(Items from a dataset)
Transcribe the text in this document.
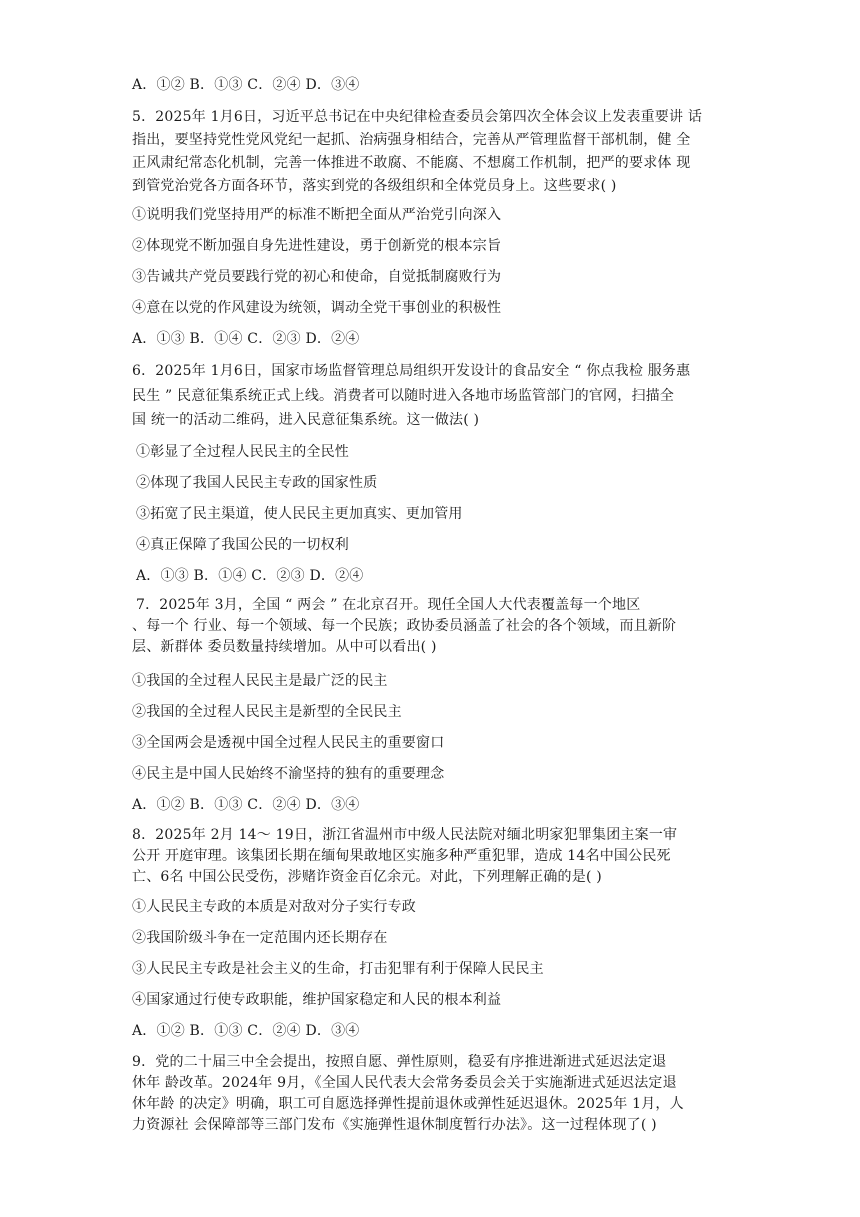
A．①② B．①③ C．②④ D．③④
5．2025年 1月6日，习近平总书记在中央纪律检查委员会第四次全体会议上发表重要讲 话
指出，要坚持党性党风党纪一起抓、治病强身相结合，完善从严管理监督干部机制，健 全
正风肃纪常态化机制，完善一体推进不敢腐、不能腐、不想腐工作机制，把严的要求体 现
到管党治党各方面各环节，落实到党的各级组织和全体党员身上。这些要求( )
①说明我们党坚持用严的标准不断把全面从严治党引向深入
②体现党不断加强自身先进性建设，勇于创新党的根本宗旨
③告诫共产党员要践行党的初心和使命，自觉抵制腐败行为
④意在以党的作风建设为统领，调动全党干事创业的积极性
A．①③ B．①④ C．②③ D．②④
6．2025年 1月6日，国家市场监督管理总局组织开发设计的食品安全 “ 你点我检 服务惠
民生 ” 民意征集系统正式上线。消费者可以随时进入各地市场监管部门的官网，扫描全
国 统一的活动二维码，进入民意征集系统。这一做法( )
①彰显了全过程人民民主的全民性
②体现了我国人民民主专政的国家性质
③拓宽了民主渠道，使人民民主更加真实、更加管用
④真正保障了我国公民的一切权利
A．①③ B．①④ C．②③ D．②④
7．2025年 3月，全国 “ 两会 ” 在北京召开。现任全国人大代表覆盖每一个地区
、每一个 行业、每一个领域、每一个民族；政协委员涵盖了社会的各个领域，而且新阶
层、新群体 委员数量持续增加。从中可以看出( )
①我国的全过程人民民主是最广泛的民主
②我国的全过程人民民主是新型的全民民主
③全国两会是透视中国全过程人民民主的重要窗口
④民主是中国人民始终不渝坚持的独有的重要理念
A．①② B．①③ C．②④ D．③④
8．2025年 2月 14～ 19日，浙江省温州市中级人民法院对缅北明家犯罪集团主案一审
公开 开庭审理。该集团长期在缅甸果敢地区实施多种严重犯罪，造成 14名中国公民死
亡、6名 中国公民受伤，涉赌诈资金百亿余元。对此，下列理解正确的是( )
①人民民主专政的本质是对敌对分子实行专政
②我国阶级斗争在一定范围内还长期存在
③人民民主专政是社会主义的生命，打击犯罪有利于保障人民民主
④国家通过行使专政职能，维护国家稳定和人民的根本利益
A．①② B．①③ C．②④ D．③④
9．党的二十届三中全会提出，按照自愿、弹性原则，稳妥有序推进渐进式延迟法定退
休年 龄改革。2024年 9月，《全国人民代表大会常务委员会关于实施渐进式延迟法定退
休年龄 的决定》明确，职工可自愿选择弹性提前退休或弹性延迟退休。2025年 1月，人
力资源社 会保障部等三部门发布《实施弹性退休制度暂行办法》。这一过程体现了( )
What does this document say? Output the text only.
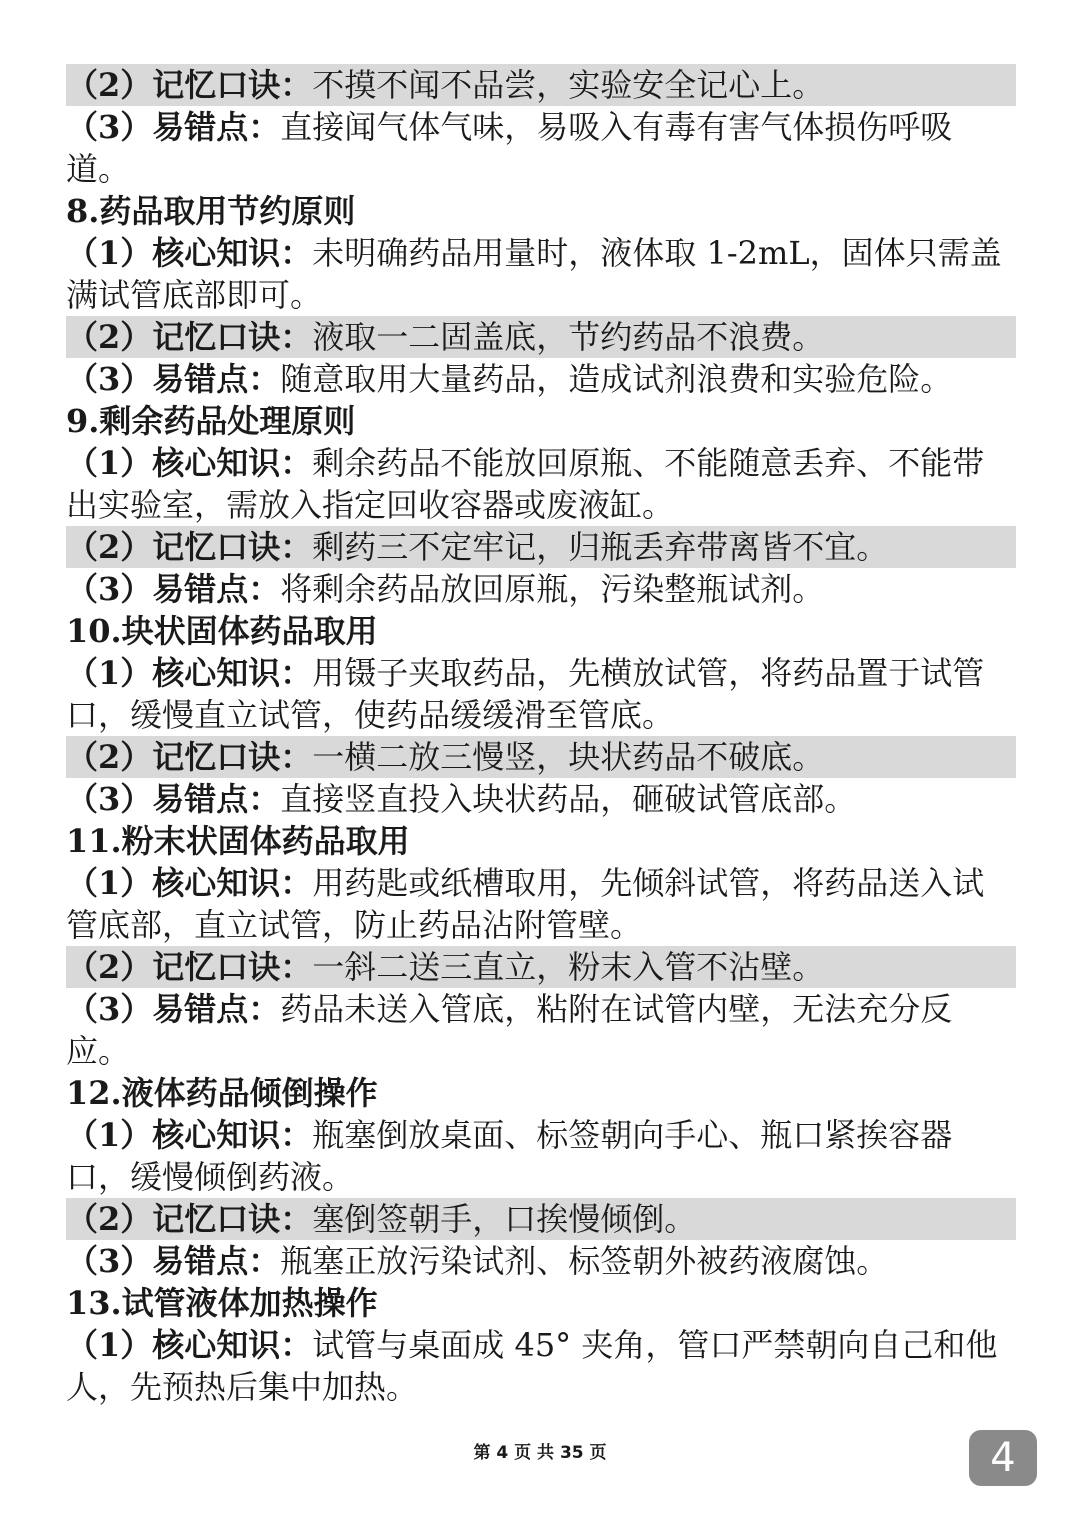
（2）记忆口诀：不摸不闻不品尝，实验安全记心上。
（3）易错点：直接闻气体气味，易吸入有毒有害气体损伤呼吸
道。
8.药品取用节约原则
（1）核心知识：未明确药品用量时，液体取 1-2mL，固体只需盖
满试管底部即可。
（2）记忆口诀：液取一二固盖底，节约药品不浪费。
（3）易错点：随意取用大量药品，造成试剂浪费和实验危险。
9.剩余药品处理原则
（1）核心知识：剩余药品不能放回原瓶、不能随意丢弃、不能带
出实验室，需放入指定回收容器或废液缸。
（2）记忆口诀：剩药三不定牢记，归瓶丢弃带离皆不宜。
（3）易错点：将剩余药品放回原瓶，污染整瓶试剂。
10.块状固体药品取用
（1）核心知识：用镊子夹取药品，先横放试管，将药品置于试管
口，缓慢直立试管，使药品缓缓滑至管底。
（2）记忆口诀：一横二放三慢竖，块状药品不破底。
（3）易错点：直接竖直投入块状药品，砸破试管底部。
11.粉末状固体药品取用
（1）核心知识：用药匙或纸槽取用，先倾斜试管，将药品送入试
管底部，直立试管，防止药品沾附管壁。
（2）记忆口诀：一斜二送三直立，粉末入管不沾壁。
（3）易错点：药品未送入管底，粘附在试管内壁，无法充分反
应。
12.液体药品倾倒操作
（1）核心知识：瓶塞倒放桌面、标签朝向手心、瓶口紧挨容器
口，缓慢倾倒药液。
（2）记忆口诀：塞倒签朝手，口挨慢倾倒。
（3）易错点：瓶塞正放污染试剂、标签朝外被药液腐蚀。
13.试管液体加热操作
（1）核心知识：试管与桌面成 45° 夹角，管口严禁朝向自己和他
人，先预热后集中加热。
第 4 页 共 35 页	4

WHAT TO WORK ON: Transcribe the whole listing exactly. Pictures are excluded.

EXPECTED OUTPUT:
Transcribe the text in this document.
A．①② B．①③ C．②④ D．③④
5．2025年 1月6日，习近平总书记在中央纪律检查委员会第四次全体会议上发表重要讲 话
指出，要坚持党性党风党纪一起抓、治病强身相结合，完善从严管理监督干部机制，健 全
正风肃纪常态化机制，完善一体推进不敢腐、不能腐、不想腐工作机制，把严的要求体 现
到管党治党各方面各环节，落实到党的各级组织和全体党员身上。这些要求( )
①说明我们党坚持用严的标准不断把全面从严治党引向深入
②体现党不断加强自身先进性建设，勇于创新党的根本宗旨
③告诫共产党员要践行党的初心和使命，自觉抵制腐败行为
④意在以党的作风建设为统领，调动全党干事创业的积极性
A．①③ B．①④ C．②③ D．②④
6．2025年 1月6日，国家市场监督管理总局组织开发设计的食品安全 “ 你点我检 服务惠
民生 ” 民意征集系统正式上线。消费者可以随时进入各地市场监管部门的官网，扫描全
国 统一的活动二维码，进入民意征集系统。这一做法( )
①彰显了全过程人民民主的全民性
②体现了我国人民民主专政的国家性质
③拓宽了民主渠道，使人民民主更加真实、更加管用
④真正保障了我国公民的一切权利
A．①③ B．①④ C．②③ D．②④
7．2025年 3月，全国 “ 两会 ” 在北京召开。现任全国人大代表覆盖每一个地区
、每一个 行业、每一个领域、每一个民族；政协委员涵盖了社会的各个领域，而且新阶
层、新群体 委员数量持续增加。从中可以看出( )
①我国的全过程人民民主是最广泛的民主
②我国的全过程人民民主是新型的全民民主
③全国两会是透视中国全过程人民民主的重要窗口
④民主是中国人民始终不渝坚持的独有的重要理念
A．①② B．①③ C．②④ D．③④
8．2025年 2月 14～ 19日，浙江省温州市中级人民法院对缅北明家犯罪集团主案一审
公开 开庭审理。该集团长期在缅甸果敢地区实施多种严重犯罪，造成 14名中国公民死
亡、6名 中国公民受伤，涉赌诈资金百亿余元。对此，下列理解正确的是( )
①人民民主专政的本质是对敌对分子实行专政
②我国阶级斗争在一定范围内还长期存在
③人民民主专政是社会主义的生命，打击犯罪有利于保障人民民主
④国家通过行使专政职能，维护国家稳定和人民的根本利益
A．①② B．①③ C．②④ D．③④
9．党的二十届三中全会提出，按照自愿、弹性原则，稳妥有序推进渐进式延迟法定退
休年 龄改革。2024年 9月，《全国人民代表大会常务委员会关于实施渐进式延迟法定退
休年龄 的决定》明确，职工可自愿选择弹性提前退休或弹性延迟退休。2025年 1月，人
力资源社 会保障部等三部门发布《实施弹性退休制度暂行办法》。这一过程体现了( )
What does this document say? Output the text only.
（2）记忆口诀：不摸不闻不品尝，实验安全记心上。
（3）易错点：直接闻气体气味，易吸入有毒有害气体损伤呼吸
道。
8.药品取用节约原则
（1）核心知识：未明确药品用量时，液体取 1-2mL，固体只需盖
满试管底部即可。
（2）记忆口诀：液取一二固盖底，节约药品不浪费。
（3）易错点：随意取用大量药品，造成试剂浪费和实验危险。
9.剩余药品处理原则
（1）核心知识：剩余药品不能放回原瓶、不能随意丢弃、不能带
出实验室，需放入指定回收容器或废液缸。
（2）记忆口诀：剩药三不定牢记，归瓶丢弃带离皆不宜。
（3）易错点：将剩余药品放回原瓶，污染整瓶试剂。
10.块状固体药品取用
（1）核心知识：用镊子夹取药品，先横放试管，将药品置于试管
口，缓慢直立试管，使药品缓缓滑至管底。
（2）记忆口诀：一横二放三慢竖，块状药品不破底。
（3）易错点：直接竖直投入块状药品，砸破试管底部。
11.粉末状固体药品取用
（1）核心知识：用药匙或纸槽取用，先倾斜试管，将药品送入试
管底部，直立试管，防止药品沾附管壁。
（2）记忆口诀：一斜二送三直立，粉末入管不沾壁。
（3）易错点：药品未送入管底，粘附在试管内壁，无法充分反
应。
12.液体药品倾倒操作
（1）核心知识：瓶塞倒放桌面、标签朝向手心、瓶口紧挨容器
口，缓慢倾倒药液。
（2）记忆口诀：塞倒签朝手，口挨慢倾倒。
（3）易错点：瓶塞正放污染试剂、标签朝外被药液腐蚀。
13.试管液体加热操作
（1）核心知识：试管与桌面成 45° 夹角，管口严禁朝向自己和他
人，先预热后集中加热。
第 4 页 共 35 页	4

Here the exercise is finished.